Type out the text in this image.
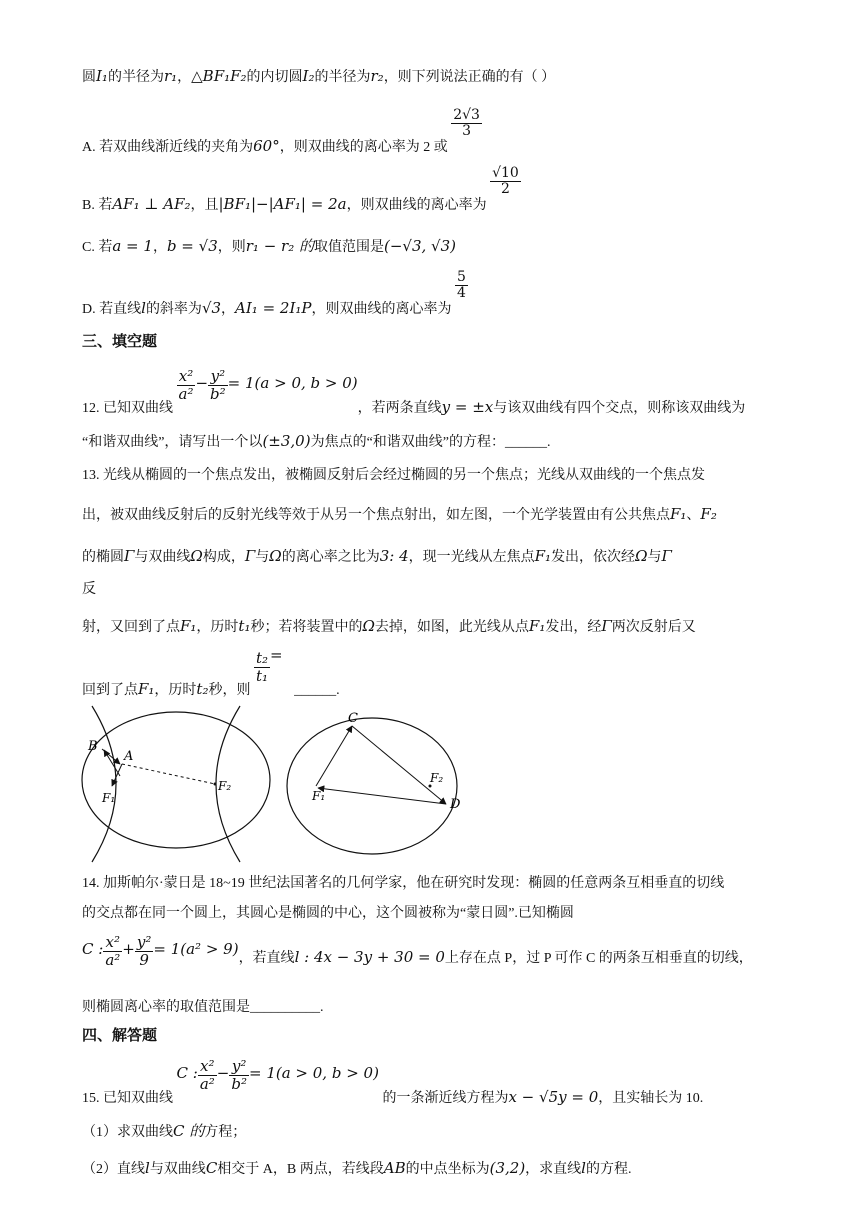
圆I₁的半径为r₁，△BF₁F₂的内切圆I₂的半径为r₂，则下列说法正确的有（ ）
A. 若双曲线渐近线的夹角为60°，则双曲线的离心率为 2 或
$\frac{2√3}{3}$
B. 若AF₁ ⊥ AF₂，且|BF₁|−|AF₁| = 2a，则双曲线的离心率为
$\frac{√10}{2}$
C. 若a = 1，b = √3，则r₁ − r₂ 的取值范围是(−√3, √3)
D. 若直线l的斜率为√3，AI₁ = 2I₁P，则双曲线的离心率为
$\frac{5}{4}$
三、填空题
12. 已知双曲线
$\frac{\text{x²}}{\text{a²}} - \frac{\text{y²}}{\text{b²}} = 1(a > 0$, b > 0)，若两条直线y = ±x与该双曲线有四个交点，则称该双曲线为
“和谐双曲线”，请写出一个以(±3,0)为焦点的“和谐双曲线”的方程：______.
13. 光线从椭圆的一个焦点发出，被椭圆反射后会经过椭圆的另一个焦点；光线从双曲线的一个焦点发
出，被双曲线反射后的反射光线等效于从另一个焦点射出，如左图，一个光学装置由有公共焦点F₁、F₂
的椭圆Γ与双曲线Ω构成，Γ与Ω的离心率之比为3: 4，现一光线从左焦点F₁发出，依次经Ω与Γ
反
射，又回到了点F₁，历时t₁秒；若将装置中的Ω去掉，如图，此光线从点F₁发出，经Γ两次反射后又
回到了点F₁，历时t₂秒，则
$\frac{\text{t₂}}{\text{t₁}}$ = ______.
B
A
F₁
F₂
C
F₂
F₁
D
14. 加斯帕尔·蒙日是 18~19 世纪法国著名的几何学家，他在研究时发现：椭圆的任意两条互相垂直的切线
的交点都在同一个圆上，其圆心是椭圆的中心，这个圆被称为“蒙日圆”.已知椭圆
C : $\frac{\text{x²}}{\text{a²}} + \frac{\text{y²}}{9} = 1(a^2 > 9)$，若直线l : 4x − 3y + 30 = 0上存在点 P，过 P 可作 C 的两条互相垂直的切线，
则椭圆离心率的取值范围是__________.
四、解答题
15. 已知双曲线 C : $\frac{\text{x²}}{\text{a²}} - \frac{\text{y²}}{\text{b²}} = 1(a > 0$, b > 0) 的一条渐近线方程为x − √5y = 0，且实轴长为 10.
（1）求双曲线C 的方程；
（2）直线l与双曲线C相交于 A，B 两点，若线段AB的中点坐标为(3,2)，求直线l的方程.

□ □ □

**WHAT YOU SHOULD DO**
Go through the records. Copy each line where "text" appears.

**SOLUTION TO THIS EXERCISE**
Type out the text in this image.
$\frac{\text{x²}}{\text{a²}} - \frac{\text{y²}}{\text{b²}} = 1(a > 0$, b > 0)，若两条直线y = ±x与该双曲线有四个交点，则称该双曲线为
$\frac{\text{t₂}}{\text{t₁}}$ = ______.
C : $\frac{\text{x²}}{\text{a²}} + \frac{\text{y²}}{9} = 1(a^2 > 9)$，若直线l : 4x − 3y + 30 = 0上存在点 P，过 P 可作 C 的两条互相垂直的切线，
15. 已知双曲线 C : $\frac{\text{x²}}{\text{a²}} - \frac{\text{y²}}{\text{b²}} = 1(a > 0$, b > 0) 的一条渐近线方程为x − √5y = 0，且实轴长为 10.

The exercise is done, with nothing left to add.